>> begin

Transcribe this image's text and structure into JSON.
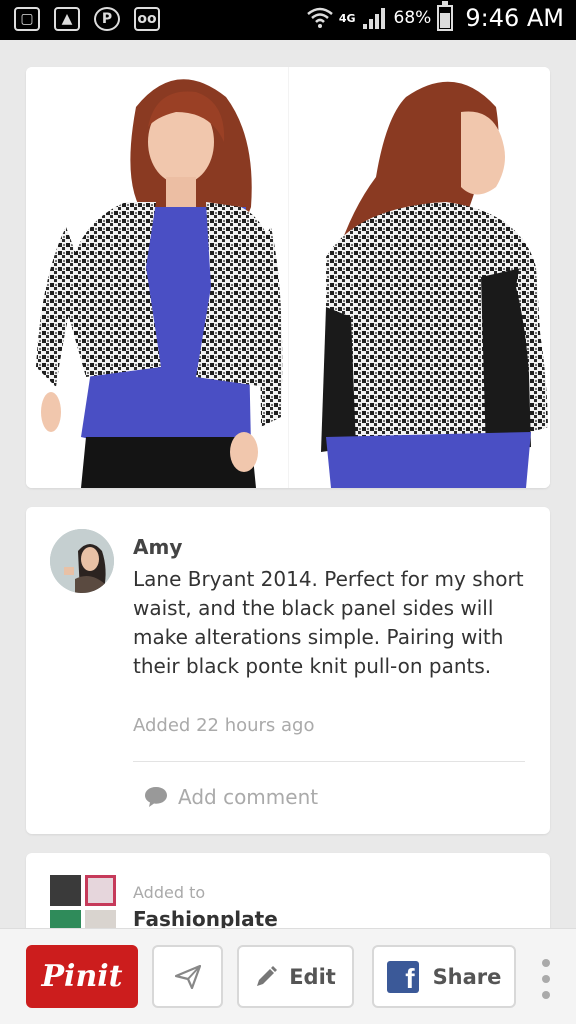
{
  "status_bar": {
    "network": "4G",
    "battery_percent": "68%",
    "battery_level": 0.68,
    "time": "9:46 AM",
    "icons": [
      "screenshot-icon",
      "gallery-icon",
      "pinterest-icon",
      "voicemail-icon",
      "wifi-icon",
      "signal-icon",
      "battery-icon"
    ]
  },
  "pin": {
    "image_description_icon": "product-photo",
    "author": "Amy",
    "description": "Lane Bryant 2014. Perfect for my short waist, and the black panel sides will make alterations simple. Pairing with their black ponte knit pull-on pants.",
    "added": "Added 22 hours ago",
    "comment_placeholder": "Add comment"
  },
  "board": {
    "added_to_label": "Added to",
    "name": "Fashionplate"
  },
  "actions": {
    "pinit_label": "Pinit",
    "edit_label": "Edit",
    "share_label": "Share"
  },
  "colors": {
    "pinit_red": "#cc1d1d",
    "facebook_blue": "#3b5998",
    "blouse_blue": "#4a4fc4"
  }
}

>> end

■ WHAT IS BEING ASKED
Using the records above, retype everything exactly except the pictures.

■ EXERCISE SOLUTION
Transcribe this image's text and structure into JSON.
{
  "status_bar": {
    "network": "4G",
    "battery_percent": "68%",
    "battery_level": 0.68,
    "time": "9:46 AM",
    "icons": [
      "screenshot-icon",
      "gallery-icon",
      "pinterest-icon",
      "voicemail-icon",
      "wifi-icon",
      "signal-icon",
      "battery-icon"
    ]
  },
  "pin": {
    "image_description_icon": "product-photo",
    "author": "Amy",
    "description": "Lane Bryant 2014. Perfect for my short waist, and the black panel sides will make alterations simple. Pairing with their black ponte knit pull-on pants.",
    "added": "Added 22 hours ago",
    "comment_placeholder": "Add comment"
  },
  "board": {
    "added_to_label": "Added to",
    "name": "Fashionplate"
  },
  "actions": {
    "pinit_label": "Pinit",
    "edit_label": "Edit",
    "share_label": "Share"
  },
  "colors": {
    "pinit_red": "#cc1d1d",
    "facebook_blue": "#3b5998",
    "blouse_blue": "#4a4fc4"
  }
}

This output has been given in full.